#### TEKS BACAAN:
-- -- --
Peristiwa
“aksi super damai Bela Islam”
meninggalkan catatan penting. Catatan untuk menjawab apakah ilmu hitung dapat
menjawabnya.
Entah
darimana mulai, klaim aksi 7 juta orang menarik perhatian. Sementara di satu
sisi klaim 7 juta orang dianggap berlebihan. Polemik ini kemudian menampilkan
cara penghitungan massa dilihat dari udara.
Saya
tidak berposisi untuk mengambil kesimpulan. Apakah 7 juta orang atau tidak.
Biarlah ilmu lain membantunya. Baik dengan menghitung massa yang memenuhi jalur-jalur
protocol mengeliling monas hingga ke berbagai sudut. Tokh. Angka kepastiannya
tidak saya butuh. Hanya tiket penonton stadion yang lebih akurat.
Namun
saya melihat dari sudut lain. Tiba-tiba semua orang tidak meyakini ilmu hitung
menjadi salah satu alat untuk membantu menjernihkan polemic. Dari sudut inilah
yang kemudian mengalami kita kebuntuan memandang dunia.
Sebagai
mata pelajaran yang diajarkan dari Sekolah Dasar, ilmu hitung atau matematika
menjadi pelajaran momok yang menakutkan. Entah Guru matematika yang “dianggap
killer” dengan kacamata tebal sedikit menempel di hidung, jarang senyum ataupun
sering kasih nilai rendah. “Jitek” istilahnya. “Tidak asyik” kata anak muda
sekarang.
Padahal
matematika adalah induk dari segala ilmu (mother of science). Ilmu pengetahuan
apapun termasuk perkembangan modern tidak terlepas dari ilmu hitung.
Dari
angkawasan yang menghitung jarak bumi ke bulan atau jarak bumi ke Planet Mars.
Geologi yang mencari sumber-sumber minyak dengan melihat batu-batuan hingga
bisa menentukan umur fosil. Posisi putar bumi mengeliling matahari. Menghitung
kapan gerhana bulan atau gerhana matahari akan datang.
Ilmu
social juga membutuhkan matematika. Ilmu hukum membutuhkan matematika disaat
menghitung besarnya penggelapan ataupun penipuan oleh pelaku. Atau menghitung
nilai korupsi sehingga hakim dapat menjatuhkan putusan dengan pantas.
Matematika juga dibutuhkan oleh narapidana menjalani hari-harinya menjelang
bebas.
Matematika
juga dibutuhkan oleh antropologi didalam melihat relasi struktur social.
Sekaligus untuk melihat bagaimana struktur social mampu bertahan dari putaran
zaman.
Matematika
juga dibutuhkan dalam ilmu sosiologi. Dengan matematika, sosiolog dapat melihat
apakah sebuah kerumuman tanpa dipimpin atau “massa terdidik” didalam melakukan
perubahan.
-- -- --
[Daftar data]
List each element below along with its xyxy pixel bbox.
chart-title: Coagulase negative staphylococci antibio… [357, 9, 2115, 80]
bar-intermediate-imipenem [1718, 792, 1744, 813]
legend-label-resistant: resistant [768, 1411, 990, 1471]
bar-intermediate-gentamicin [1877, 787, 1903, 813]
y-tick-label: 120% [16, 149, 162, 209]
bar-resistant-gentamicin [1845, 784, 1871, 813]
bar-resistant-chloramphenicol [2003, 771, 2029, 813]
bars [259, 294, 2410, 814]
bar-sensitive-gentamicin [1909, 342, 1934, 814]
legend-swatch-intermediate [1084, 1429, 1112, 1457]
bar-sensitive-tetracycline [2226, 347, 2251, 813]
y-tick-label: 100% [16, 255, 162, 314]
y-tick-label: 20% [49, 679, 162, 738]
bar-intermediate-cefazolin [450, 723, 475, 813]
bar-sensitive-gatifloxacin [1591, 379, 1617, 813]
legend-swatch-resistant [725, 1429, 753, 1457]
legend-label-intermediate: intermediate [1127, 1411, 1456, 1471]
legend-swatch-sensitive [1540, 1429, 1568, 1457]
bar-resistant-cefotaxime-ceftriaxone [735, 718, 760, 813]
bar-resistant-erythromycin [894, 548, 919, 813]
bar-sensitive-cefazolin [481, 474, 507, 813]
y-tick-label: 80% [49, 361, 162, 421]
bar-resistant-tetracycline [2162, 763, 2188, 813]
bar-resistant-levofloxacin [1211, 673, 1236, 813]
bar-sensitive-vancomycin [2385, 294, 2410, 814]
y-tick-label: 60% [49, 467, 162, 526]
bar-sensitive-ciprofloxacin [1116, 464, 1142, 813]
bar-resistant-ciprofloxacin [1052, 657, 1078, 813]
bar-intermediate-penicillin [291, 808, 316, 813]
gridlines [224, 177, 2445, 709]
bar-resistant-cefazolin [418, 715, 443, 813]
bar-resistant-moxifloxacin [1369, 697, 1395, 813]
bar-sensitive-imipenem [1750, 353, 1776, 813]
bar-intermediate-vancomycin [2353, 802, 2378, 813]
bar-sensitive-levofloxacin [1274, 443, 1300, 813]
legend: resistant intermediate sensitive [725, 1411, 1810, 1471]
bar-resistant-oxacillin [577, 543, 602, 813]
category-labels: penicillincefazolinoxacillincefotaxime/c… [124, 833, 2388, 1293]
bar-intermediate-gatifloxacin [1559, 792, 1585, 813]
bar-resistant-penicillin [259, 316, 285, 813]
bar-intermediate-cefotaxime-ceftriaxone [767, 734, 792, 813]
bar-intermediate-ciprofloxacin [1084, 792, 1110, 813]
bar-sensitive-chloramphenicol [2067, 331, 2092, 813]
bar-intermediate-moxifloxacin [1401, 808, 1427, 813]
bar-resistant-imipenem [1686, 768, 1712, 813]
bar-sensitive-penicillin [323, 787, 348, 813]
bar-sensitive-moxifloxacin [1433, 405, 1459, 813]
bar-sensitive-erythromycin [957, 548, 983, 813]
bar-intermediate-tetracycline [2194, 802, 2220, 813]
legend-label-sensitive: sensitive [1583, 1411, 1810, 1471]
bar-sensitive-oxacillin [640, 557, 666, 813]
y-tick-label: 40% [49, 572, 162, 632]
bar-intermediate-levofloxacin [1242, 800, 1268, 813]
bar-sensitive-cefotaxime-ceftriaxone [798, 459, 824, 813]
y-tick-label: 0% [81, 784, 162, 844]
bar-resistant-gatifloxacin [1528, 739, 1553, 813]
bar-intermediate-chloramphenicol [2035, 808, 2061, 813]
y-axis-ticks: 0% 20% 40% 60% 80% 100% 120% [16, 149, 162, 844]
-- -- --
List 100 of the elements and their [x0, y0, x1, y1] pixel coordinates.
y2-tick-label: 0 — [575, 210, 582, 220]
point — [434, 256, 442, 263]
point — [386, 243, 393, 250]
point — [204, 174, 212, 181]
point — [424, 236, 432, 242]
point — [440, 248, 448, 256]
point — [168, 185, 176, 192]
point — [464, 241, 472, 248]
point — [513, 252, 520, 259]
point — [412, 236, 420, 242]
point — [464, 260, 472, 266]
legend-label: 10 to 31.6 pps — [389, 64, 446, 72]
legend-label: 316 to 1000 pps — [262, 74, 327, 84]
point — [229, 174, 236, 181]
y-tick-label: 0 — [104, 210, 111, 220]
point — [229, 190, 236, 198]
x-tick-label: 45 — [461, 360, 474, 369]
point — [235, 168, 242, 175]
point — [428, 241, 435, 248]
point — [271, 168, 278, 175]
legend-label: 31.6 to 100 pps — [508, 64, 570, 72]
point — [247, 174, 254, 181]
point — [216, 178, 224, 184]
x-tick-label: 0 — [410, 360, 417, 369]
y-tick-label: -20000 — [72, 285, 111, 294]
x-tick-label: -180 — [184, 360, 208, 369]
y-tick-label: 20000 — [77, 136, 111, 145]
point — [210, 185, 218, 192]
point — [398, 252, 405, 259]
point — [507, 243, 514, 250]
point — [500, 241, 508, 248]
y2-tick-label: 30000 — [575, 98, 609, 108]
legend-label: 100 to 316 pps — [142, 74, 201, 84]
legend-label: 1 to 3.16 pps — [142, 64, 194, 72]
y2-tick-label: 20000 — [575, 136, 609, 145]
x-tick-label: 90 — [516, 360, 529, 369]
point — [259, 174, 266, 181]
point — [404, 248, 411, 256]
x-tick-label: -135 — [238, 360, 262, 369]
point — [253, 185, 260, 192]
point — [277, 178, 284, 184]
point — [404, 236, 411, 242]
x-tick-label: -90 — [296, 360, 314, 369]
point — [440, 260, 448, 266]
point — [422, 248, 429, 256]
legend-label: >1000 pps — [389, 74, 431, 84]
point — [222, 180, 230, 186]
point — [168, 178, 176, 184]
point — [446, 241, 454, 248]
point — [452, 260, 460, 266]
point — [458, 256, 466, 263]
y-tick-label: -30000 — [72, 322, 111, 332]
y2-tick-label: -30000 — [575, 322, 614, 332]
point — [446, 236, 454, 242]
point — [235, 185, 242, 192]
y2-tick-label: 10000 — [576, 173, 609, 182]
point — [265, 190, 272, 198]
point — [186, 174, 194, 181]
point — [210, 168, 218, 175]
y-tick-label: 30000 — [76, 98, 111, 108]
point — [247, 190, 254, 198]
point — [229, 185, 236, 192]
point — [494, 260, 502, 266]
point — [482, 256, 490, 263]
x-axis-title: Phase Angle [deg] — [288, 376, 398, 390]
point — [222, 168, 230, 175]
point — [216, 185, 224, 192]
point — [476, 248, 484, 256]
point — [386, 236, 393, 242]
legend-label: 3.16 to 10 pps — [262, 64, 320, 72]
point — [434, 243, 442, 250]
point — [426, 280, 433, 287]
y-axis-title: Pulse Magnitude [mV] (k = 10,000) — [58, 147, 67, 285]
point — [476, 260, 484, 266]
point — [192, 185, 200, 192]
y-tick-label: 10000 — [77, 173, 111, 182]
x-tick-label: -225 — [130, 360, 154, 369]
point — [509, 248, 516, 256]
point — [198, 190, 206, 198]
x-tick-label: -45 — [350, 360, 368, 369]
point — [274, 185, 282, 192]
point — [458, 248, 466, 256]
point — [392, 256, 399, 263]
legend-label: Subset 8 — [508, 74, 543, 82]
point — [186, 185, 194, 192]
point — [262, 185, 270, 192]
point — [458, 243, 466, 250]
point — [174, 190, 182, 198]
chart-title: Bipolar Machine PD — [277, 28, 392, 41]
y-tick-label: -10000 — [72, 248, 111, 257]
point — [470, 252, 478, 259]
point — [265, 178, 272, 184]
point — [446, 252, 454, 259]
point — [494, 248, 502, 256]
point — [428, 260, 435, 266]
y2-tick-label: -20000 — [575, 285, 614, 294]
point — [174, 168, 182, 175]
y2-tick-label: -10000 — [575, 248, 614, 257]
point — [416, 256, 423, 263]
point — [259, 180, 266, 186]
-- -- --
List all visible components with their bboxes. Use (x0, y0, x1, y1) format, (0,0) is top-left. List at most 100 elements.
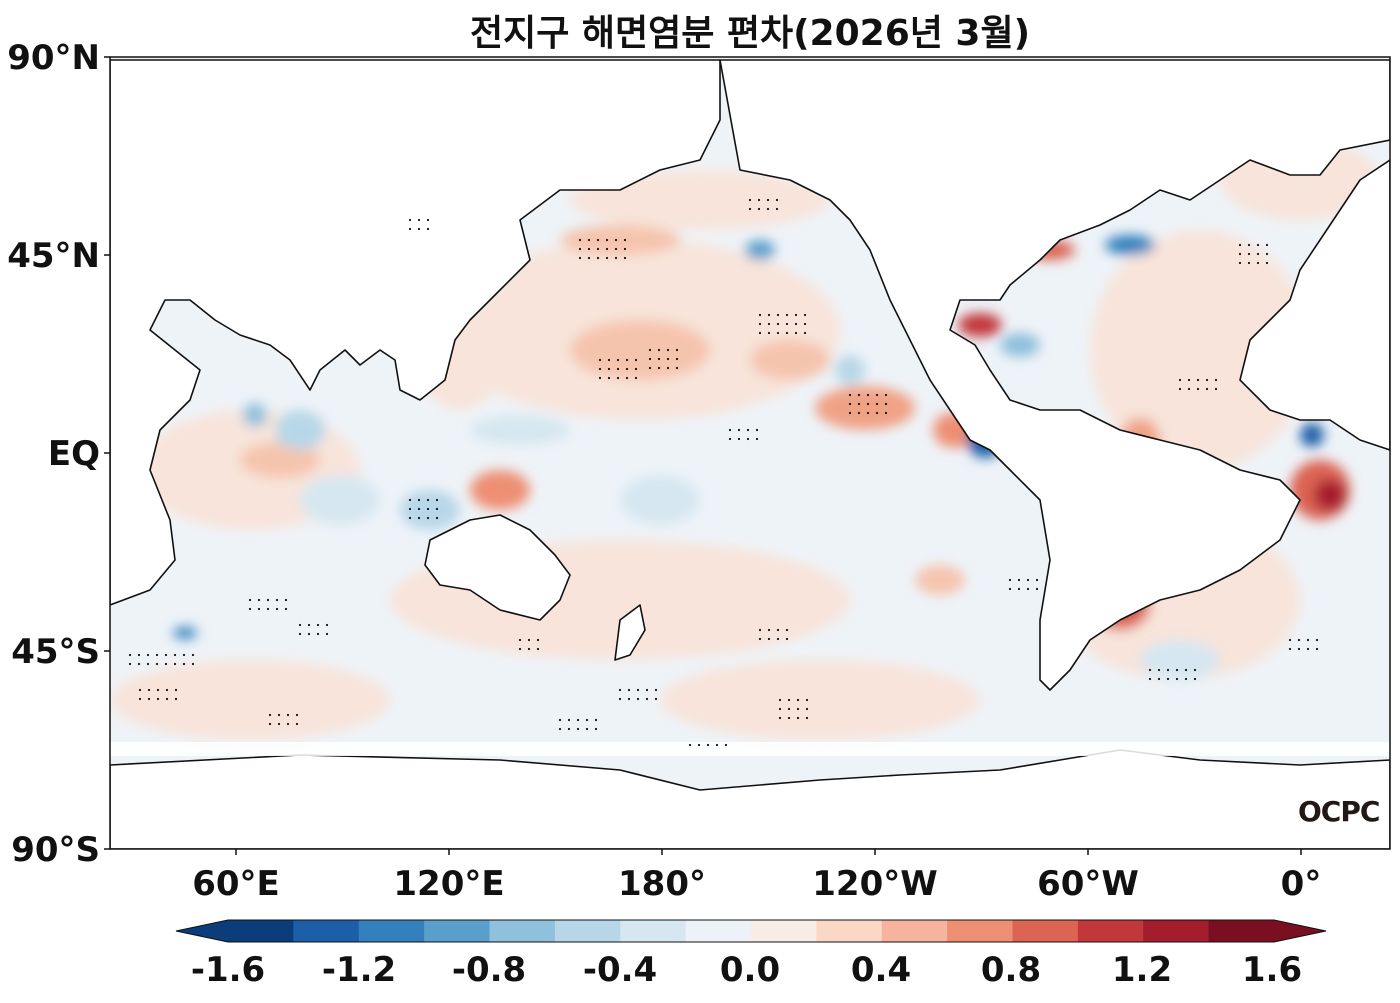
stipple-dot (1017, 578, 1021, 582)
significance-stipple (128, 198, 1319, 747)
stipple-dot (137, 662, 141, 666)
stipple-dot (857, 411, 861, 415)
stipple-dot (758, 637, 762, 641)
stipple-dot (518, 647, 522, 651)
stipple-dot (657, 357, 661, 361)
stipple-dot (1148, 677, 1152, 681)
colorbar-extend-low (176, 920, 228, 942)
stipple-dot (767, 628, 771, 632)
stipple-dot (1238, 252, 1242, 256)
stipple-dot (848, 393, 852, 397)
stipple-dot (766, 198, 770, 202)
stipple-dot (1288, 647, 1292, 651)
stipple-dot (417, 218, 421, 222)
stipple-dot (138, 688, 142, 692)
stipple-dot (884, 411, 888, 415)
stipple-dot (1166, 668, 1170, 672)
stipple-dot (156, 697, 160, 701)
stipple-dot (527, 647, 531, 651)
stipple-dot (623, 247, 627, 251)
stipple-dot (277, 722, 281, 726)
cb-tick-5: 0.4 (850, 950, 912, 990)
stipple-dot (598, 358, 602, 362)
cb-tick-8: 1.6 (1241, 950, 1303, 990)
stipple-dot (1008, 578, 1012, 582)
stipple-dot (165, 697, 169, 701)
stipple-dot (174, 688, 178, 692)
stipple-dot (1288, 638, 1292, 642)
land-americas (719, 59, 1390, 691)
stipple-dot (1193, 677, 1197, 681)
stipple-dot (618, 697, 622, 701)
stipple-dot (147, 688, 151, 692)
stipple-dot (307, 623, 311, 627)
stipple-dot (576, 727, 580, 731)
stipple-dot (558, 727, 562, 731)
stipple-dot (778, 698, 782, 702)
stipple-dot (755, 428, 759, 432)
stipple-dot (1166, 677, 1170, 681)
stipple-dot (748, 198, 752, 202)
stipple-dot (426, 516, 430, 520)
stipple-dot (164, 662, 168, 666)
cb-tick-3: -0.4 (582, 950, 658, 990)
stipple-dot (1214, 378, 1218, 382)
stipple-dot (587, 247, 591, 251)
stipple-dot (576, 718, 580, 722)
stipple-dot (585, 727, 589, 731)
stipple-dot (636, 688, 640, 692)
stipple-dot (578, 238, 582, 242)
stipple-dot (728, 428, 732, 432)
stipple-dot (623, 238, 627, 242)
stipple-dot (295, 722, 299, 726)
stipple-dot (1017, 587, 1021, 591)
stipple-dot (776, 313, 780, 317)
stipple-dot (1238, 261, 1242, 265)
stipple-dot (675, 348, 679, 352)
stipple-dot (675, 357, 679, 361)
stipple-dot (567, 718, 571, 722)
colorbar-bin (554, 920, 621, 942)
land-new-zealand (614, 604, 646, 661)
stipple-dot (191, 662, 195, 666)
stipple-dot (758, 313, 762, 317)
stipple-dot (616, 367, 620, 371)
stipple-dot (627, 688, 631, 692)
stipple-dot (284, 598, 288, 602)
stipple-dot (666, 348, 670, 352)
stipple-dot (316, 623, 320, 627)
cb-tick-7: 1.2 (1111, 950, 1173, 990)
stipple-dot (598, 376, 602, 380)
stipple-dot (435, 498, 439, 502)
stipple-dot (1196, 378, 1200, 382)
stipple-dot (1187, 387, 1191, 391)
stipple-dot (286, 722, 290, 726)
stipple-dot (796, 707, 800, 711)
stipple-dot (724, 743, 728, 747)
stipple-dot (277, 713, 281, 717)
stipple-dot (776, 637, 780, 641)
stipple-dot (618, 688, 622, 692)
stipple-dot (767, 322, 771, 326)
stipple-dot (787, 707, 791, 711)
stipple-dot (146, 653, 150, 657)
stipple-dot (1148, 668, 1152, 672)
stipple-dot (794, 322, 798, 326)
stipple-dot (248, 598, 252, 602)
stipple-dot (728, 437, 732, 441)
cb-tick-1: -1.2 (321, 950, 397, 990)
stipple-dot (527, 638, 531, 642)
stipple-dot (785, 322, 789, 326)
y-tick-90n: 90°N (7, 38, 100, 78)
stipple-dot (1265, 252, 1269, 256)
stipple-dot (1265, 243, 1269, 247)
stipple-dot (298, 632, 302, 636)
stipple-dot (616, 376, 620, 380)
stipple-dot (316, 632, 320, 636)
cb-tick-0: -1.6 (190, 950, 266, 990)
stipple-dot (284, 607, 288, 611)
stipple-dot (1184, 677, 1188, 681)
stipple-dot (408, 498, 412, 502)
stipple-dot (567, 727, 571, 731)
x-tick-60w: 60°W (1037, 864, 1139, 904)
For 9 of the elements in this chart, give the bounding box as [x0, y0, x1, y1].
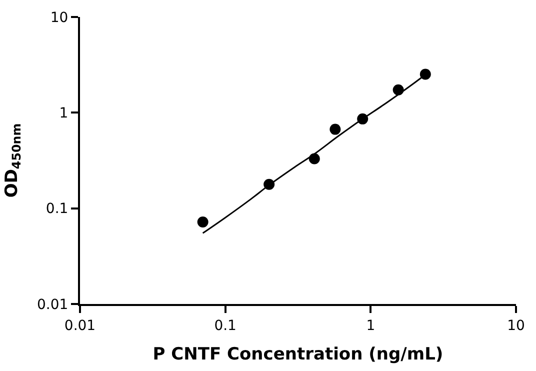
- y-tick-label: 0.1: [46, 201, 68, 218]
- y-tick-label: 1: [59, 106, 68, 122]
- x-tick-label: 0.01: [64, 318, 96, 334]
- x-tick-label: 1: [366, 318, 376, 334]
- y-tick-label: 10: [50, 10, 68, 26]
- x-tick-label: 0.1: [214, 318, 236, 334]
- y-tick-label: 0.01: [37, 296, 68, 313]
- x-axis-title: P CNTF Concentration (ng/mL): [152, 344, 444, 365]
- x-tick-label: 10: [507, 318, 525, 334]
-- -- --
#### ISI LATIHAN:
Ringkas paragraf dalam teks tentang ilmu hitung yang diawali "Ilmu social juga membutuhkan matematika" menjadi daftar poin singkat yang tetap memuat fakta utamanya.

#### JAWABAN:
- Ilmu sosial juga memerlukan matematika.
- Ilmu hukum memakainya untuk menghitung besarnya penggelapan atau penipuan oleh pelaku.
- Matematika juga dipakai untuk menghitung nilai korupsi agar hakim dapat menjatuhkan putusan yang pantas.
- Narapidana membutuhkan matematika dalam menjalani hari-hari menjelang bebas.